▸ WORK REQUIRED: Keep the images out and copy every entry below exactly.

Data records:
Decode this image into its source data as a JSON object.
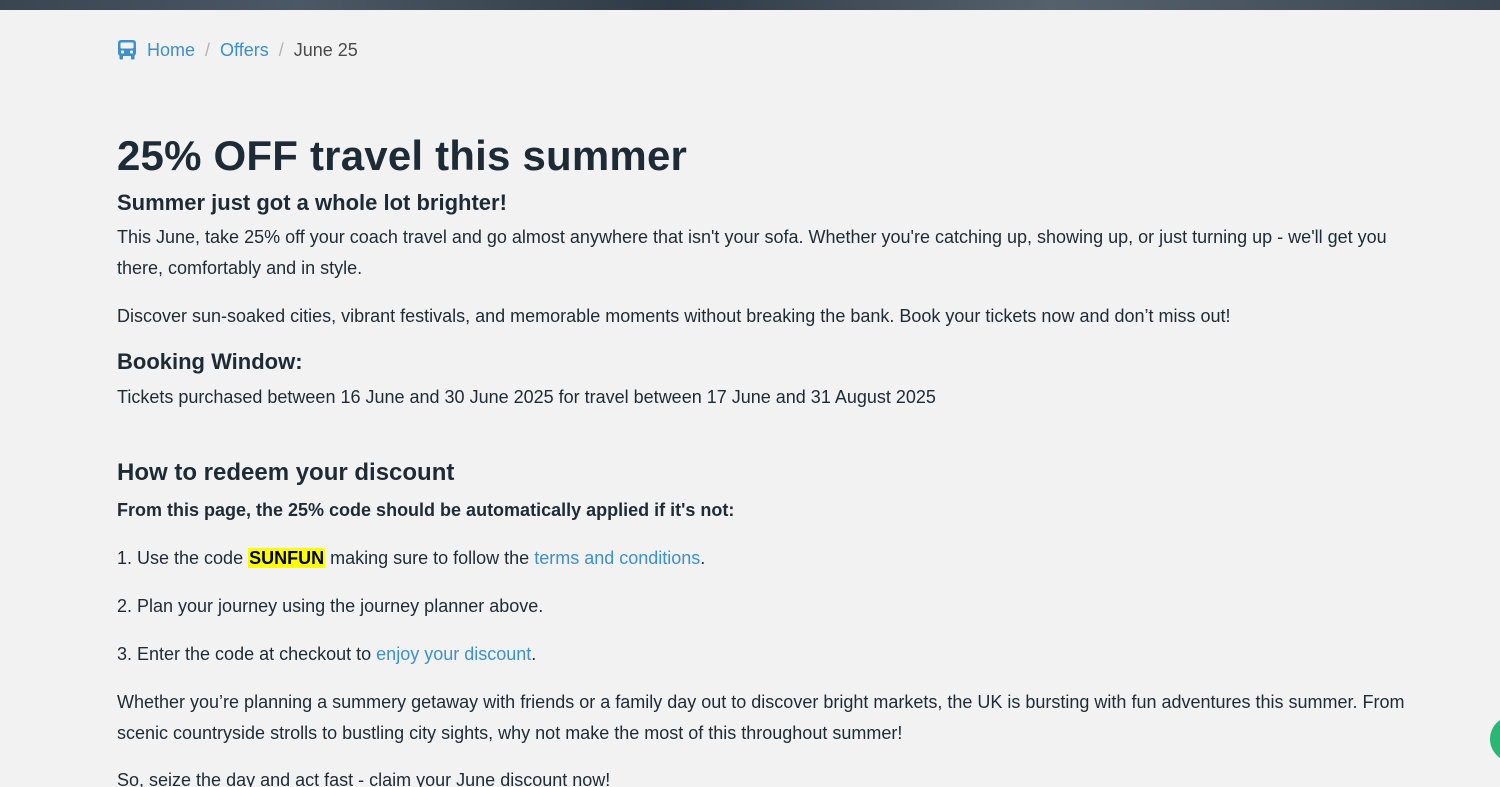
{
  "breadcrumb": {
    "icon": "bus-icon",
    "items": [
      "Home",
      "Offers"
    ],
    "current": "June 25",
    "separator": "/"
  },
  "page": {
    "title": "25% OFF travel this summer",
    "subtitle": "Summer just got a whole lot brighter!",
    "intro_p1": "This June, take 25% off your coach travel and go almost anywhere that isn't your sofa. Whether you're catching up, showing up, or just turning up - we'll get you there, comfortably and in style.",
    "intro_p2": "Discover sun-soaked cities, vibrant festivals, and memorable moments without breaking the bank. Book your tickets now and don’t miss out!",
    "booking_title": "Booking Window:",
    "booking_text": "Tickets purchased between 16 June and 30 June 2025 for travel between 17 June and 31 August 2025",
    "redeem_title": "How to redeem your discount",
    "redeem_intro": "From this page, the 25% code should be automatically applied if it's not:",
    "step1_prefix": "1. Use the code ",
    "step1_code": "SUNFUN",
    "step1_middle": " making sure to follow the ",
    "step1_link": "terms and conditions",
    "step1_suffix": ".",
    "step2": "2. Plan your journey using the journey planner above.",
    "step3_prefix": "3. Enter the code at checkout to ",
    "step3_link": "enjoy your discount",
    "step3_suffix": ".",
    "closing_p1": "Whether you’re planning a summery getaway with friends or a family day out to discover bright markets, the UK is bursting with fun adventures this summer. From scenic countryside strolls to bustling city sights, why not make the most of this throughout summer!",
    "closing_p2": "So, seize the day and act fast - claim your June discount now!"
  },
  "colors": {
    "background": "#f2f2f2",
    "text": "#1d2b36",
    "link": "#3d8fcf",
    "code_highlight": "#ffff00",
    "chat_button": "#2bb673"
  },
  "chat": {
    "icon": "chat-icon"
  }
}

▸ RESPONSE TO THIS TASK:
Decode this image into its source data as a JSON object.
{
  "breadcrumb": {
    "icon": "bus-icon",
    "items": [
      "Home",
      "Offers"
    ],
    "current": "June 25",
    "separator": "/"
  },
  "page": {
    "title": "25% OFF travel this summer",
    "subtitle": "Summer just got a whole lot brighter!",
    "intro_p1": "This June, take 25% off your coach travel and go almost anywhere that isn't your sofa. Whether you're catching up, showing up, or just turning up - we'll get you there, comfortably and in style.",
    "intro_p2": "Discover sun-soaked cities, vibrant festivals, and memorable moments without breaking the bank. Book your tickets now and don’t miss out!",
    "booking_title": "Booking Window:",
    "booking_text": "Tickets purchased between 16 June and 30 June 2025 for travel between 17 June and 31 August 2025",
    "redeem_title": "How to redeem your discount",
    "redeem_intro": "From this page, the 25% code should be automatically applied if it's not:",
    "step1_prefix": "1. Use the code ",
    "step1_code": "SUNFUN",
    "step1_middle": " making sure to follow the ",
    "step1_link": "terms and conditions",
    "step1_suffix": ".",
    "step2": "2. Plan your journey using the journey planner above.",
    "step3_prefix": "3. Enter the code at checkout to ",
    "step3_link": "enjoy your discount",
    "step3_suffix": ".",
    "closing_p1": "Whether you’re planning a summery getaway with friends or a family day out to discover bright markets, the UK is bursting with fun adventures this summer. From scenic countryside strolls to bustling city sights, why not make the most of this throughout summer!",
    "closing_p2": "So, seize the day and act fast - claim your June discount now!"
  },
  "colors": {
    "background": "#f2f2f2",
    "text": "#1d2b36",
    "link": "#3d8fcf",
    "code_highlight": "#ffff00",
    "chat_button": "#2bb673"
  },
  "chat": {
    "icon": "chat-icon"
  }
}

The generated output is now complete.